* START Dataset excerpts *

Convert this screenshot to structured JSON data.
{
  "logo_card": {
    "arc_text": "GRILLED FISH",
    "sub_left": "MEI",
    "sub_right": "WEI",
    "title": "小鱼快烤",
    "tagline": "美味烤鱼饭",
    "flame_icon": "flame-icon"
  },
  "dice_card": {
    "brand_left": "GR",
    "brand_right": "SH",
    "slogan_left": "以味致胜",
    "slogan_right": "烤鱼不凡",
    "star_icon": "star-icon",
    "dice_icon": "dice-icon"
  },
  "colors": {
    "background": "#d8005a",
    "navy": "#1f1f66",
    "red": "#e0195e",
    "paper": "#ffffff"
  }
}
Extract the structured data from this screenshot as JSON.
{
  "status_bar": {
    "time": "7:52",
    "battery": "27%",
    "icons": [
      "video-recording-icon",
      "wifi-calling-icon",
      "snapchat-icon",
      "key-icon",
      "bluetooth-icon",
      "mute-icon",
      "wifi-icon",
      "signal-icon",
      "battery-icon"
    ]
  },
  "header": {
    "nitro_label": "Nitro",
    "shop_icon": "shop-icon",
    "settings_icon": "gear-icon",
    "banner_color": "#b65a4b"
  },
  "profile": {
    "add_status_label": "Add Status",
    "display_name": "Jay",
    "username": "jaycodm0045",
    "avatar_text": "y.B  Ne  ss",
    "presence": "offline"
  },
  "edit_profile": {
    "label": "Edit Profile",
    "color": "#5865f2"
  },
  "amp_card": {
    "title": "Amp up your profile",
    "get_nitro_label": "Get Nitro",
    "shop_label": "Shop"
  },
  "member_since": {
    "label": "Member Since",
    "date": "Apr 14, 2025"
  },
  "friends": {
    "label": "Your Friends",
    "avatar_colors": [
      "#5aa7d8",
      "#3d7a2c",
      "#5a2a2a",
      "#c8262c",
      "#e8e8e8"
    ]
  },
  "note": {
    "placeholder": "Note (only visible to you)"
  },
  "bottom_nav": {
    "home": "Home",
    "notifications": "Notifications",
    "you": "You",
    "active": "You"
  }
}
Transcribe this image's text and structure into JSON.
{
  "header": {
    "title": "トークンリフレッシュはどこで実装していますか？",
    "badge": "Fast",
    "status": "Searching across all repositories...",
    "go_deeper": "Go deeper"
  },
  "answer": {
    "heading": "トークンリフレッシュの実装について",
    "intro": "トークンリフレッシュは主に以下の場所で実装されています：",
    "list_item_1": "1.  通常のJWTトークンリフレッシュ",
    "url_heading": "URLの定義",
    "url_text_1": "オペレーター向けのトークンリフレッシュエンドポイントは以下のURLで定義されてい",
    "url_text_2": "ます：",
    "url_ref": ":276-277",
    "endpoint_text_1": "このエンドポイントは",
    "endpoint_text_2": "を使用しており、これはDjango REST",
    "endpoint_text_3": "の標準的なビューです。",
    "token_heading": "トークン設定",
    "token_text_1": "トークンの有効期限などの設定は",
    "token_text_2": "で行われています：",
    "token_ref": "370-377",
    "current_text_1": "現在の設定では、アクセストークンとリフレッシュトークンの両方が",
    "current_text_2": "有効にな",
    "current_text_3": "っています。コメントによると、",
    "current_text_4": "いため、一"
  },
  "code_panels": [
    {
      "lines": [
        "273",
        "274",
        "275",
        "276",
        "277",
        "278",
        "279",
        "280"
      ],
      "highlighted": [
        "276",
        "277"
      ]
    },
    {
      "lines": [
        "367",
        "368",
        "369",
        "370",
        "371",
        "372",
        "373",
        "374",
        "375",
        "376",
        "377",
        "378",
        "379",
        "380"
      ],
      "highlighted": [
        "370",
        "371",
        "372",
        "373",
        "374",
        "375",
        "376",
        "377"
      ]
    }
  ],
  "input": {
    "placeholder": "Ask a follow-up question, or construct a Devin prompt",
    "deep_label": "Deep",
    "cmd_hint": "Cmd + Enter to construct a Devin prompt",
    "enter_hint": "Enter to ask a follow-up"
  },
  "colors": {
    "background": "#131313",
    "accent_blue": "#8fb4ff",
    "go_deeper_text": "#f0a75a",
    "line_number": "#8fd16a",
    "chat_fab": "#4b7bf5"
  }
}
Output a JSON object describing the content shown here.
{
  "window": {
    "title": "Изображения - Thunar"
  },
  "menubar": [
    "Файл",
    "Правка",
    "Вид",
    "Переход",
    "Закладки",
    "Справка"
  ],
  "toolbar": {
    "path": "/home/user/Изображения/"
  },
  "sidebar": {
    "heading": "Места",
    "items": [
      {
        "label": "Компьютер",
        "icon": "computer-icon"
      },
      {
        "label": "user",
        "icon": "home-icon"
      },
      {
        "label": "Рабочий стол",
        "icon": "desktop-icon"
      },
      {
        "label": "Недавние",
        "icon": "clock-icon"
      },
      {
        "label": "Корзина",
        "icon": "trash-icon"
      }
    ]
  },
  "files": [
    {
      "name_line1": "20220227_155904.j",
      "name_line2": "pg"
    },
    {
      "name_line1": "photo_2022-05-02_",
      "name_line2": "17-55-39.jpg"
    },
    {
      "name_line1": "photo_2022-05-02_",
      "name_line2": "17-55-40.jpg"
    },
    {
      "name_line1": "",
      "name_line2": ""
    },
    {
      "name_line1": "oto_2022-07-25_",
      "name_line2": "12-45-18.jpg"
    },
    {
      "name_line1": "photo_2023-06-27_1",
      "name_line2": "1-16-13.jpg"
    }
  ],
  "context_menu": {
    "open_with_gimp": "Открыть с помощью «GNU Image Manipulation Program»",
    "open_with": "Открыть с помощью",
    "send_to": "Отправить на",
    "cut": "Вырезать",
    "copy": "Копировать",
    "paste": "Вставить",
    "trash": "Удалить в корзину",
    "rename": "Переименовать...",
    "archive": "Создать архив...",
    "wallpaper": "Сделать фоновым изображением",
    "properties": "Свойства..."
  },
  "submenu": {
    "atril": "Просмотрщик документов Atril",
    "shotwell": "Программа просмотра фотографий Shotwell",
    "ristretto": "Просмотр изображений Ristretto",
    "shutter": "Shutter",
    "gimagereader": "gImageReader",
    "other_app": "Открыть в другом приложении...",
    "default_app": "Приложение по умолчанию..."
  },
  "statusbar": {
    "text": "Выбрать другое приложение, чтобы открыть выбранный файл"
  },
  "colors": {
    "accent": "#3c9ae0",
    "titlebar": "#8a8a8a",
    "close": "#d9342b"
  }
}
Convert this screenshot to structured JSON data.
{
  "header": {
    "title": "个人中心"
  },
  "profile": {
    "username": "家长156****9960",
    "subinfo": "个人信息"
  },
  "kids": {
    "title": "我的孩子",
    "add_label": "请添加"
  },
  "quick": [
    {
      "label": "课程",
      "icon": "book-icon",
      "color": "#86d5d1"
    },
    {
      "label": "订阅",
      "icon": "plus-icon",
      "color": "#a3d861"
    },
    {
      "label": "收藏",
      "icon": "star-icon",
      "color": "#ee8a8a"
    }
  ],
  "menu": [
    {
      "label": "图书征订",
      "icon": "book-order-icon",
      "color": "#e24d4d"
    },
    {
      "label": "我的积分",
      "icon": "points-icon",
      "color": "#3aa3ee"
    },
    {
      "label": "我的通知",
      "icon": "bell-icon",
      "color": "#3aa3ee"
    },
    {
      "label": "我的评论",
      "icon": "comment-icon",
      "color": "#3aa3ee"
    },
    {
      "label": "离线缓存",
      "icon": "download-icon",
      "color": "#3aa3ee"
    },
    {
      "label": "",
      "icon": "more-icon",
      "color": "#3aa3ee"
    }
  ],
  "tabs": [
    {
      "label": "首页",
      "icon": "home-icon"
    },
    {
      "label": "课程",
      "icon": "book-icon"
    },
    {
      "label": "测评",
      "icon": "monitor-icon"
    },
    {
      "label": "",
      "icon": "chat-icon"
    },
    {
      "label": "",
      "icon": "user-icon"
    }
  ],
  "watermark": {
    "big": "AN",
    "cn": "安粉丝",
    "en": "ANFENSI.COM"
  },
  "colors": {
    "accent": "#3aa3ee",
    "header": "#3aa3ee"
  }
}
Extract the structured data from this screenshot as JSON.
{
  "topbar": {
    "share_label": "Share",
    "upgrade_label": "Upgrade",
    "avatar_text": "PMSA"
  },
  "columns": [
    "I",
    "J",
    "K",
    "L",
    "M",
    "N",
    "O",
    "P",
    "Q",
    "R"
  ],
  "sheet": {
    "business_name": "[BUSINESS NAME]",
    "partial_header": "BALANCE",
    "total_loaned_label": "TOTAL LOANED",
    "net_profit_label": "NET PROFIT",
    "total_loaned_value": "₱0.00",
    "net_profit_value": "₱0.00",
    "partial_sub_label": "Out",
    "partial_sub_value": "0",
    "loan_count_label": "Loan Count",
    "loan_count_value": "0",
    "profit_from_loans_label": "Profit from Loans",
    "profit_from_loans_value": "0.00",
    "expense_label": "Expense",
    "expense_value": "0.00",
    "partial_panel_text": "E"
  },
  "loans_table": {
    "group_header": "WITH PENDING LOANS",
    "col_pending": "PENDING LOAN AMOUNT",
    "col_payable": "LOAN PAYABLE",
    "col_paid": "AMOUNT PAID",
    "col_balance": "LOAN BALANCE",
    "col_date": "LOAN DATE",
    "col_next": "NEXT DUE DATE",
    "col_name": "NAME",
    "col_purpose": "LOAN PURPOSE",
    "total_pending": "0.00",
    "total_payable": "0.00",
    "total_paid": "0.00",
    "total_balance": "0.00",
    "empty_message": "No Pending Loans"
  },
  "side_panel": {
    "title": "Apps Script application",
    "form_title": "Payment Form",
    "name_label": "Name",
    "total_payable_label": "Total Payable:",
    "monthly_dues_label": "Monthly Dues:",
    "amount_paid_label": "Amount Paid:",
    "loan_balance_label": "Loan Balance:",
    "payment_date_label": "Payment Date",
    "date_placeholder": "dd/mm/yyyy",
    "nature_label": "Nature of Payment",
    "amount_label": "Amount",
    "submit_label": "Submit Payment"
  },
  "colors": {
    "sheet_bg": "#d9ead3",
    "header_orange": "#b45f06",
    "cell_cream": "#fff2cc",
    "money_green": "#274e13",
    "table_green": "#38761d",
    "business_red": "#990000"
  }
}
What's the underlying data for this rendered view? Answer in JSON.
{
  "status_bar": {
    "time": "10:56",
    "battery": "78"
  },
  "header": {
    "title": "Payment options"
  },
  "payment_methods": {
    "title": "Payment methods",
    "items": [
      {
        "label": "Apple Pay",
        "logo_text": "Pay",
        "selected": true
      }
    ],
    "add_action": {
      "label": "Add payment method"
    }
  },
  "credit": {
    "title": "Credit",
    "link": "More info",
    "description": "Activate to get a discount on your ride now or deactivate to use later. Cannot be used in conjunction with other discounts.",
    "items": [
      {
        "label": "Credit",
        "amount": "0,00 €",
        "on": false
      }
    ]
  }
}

* END Dataset excerpts *

• _What you should do_
Copy every line of the entries above in which "home" occurs.

• _Task answer_
    "home": "Home",
    "path": "/home/user/Изображения/"
        "icon": "home-icon"
      "icon": "home-icon"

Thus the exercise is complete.